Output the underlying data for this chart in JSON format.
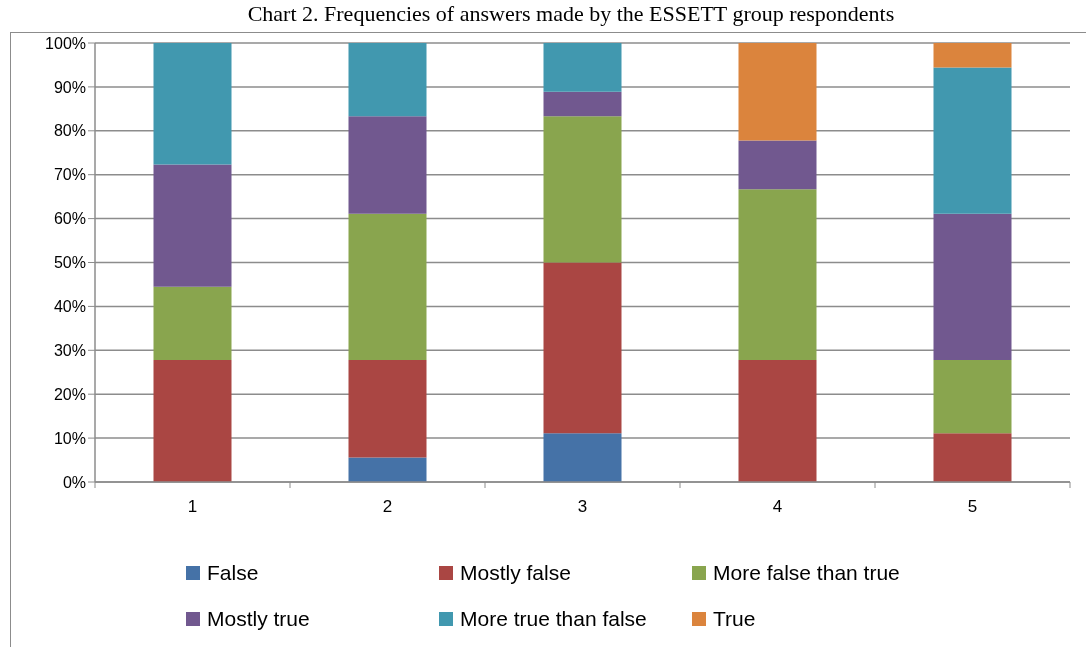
{
  "chart_data": {
    "type": "bar",
    "title": "Chart 2. Frequencies of answers made by the ESSETT group respondents",
    "categories": [
      "1",
      "2",
      "3",
      "4",
      "5"
    ],
    "series": [
      {
        "name": "False",
        "color": "#4572a7",
        "values": [
          0,
          5.6,
          11.1,
          0,
          0
        ]
      },
      {
        "name": "Mostly false",
        "color": "#aa4643",
        "values": [
          27.8,
          22.2,
          38.9,
          27.8,
          11.1
        ]
      },
      {
        "name": "More false than true",
        "color": "#89a54e",
        "values": [
          16.7,
          33.3,
          33.3,
          38.9,
          16.7
        ]
      },
      {
        "name": "Mostly true",
        "color": "#71588f",
        "values": [
          27.8,
          22.2,
          5.6,
          11.1,
          33.3
        ]
      },
      {
        "name": "More true than false",
        "color": "#4198af",
        "values": [
          27.8,
          16.7,
          11.1,
          0,
          33.3
        ]
      },
      {
        "name": "True",
        "color": "#db843d",
        "values": [
          0,
          0,
          0,
          22.2,
          5.6
        ]
      }
    ],
    "stacked": true,
    "ylim": [
      0,
      100
    ],
    "yticks": [
      {
        "value": 0,
        "label": "0%"
      },
      {
        "value": 10,
        "label": "10%"
      },
      {
        "value": 20,
        "label": "20%"
      },
      {
        "value": 30,
        "label": "30%"
      },
      {
        "value": 40,
        "label": "40%"
      },
      {
        "value": 50,
        "label": "50%"
      },
      {
        "value": 60,
        "label": "60%"
      },
      {
        "value": 70,
        "label": "70%"
      },
      {
        "value": 80,
        "label": "80%"
      },
      {
        "value": 90,
        "label": "90%"
      },
      {
        "value": 100,
        "label": "100%"
      }
    ],
    "grid": "y",
    "legend": "bottom"
  }
}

_____

TASK TO COMPLETE:
Which lines in the listing above hold the word "than"? Show each of them.

THE SOLUTION:
        "name": "More false than true",
        "name": "More true than false",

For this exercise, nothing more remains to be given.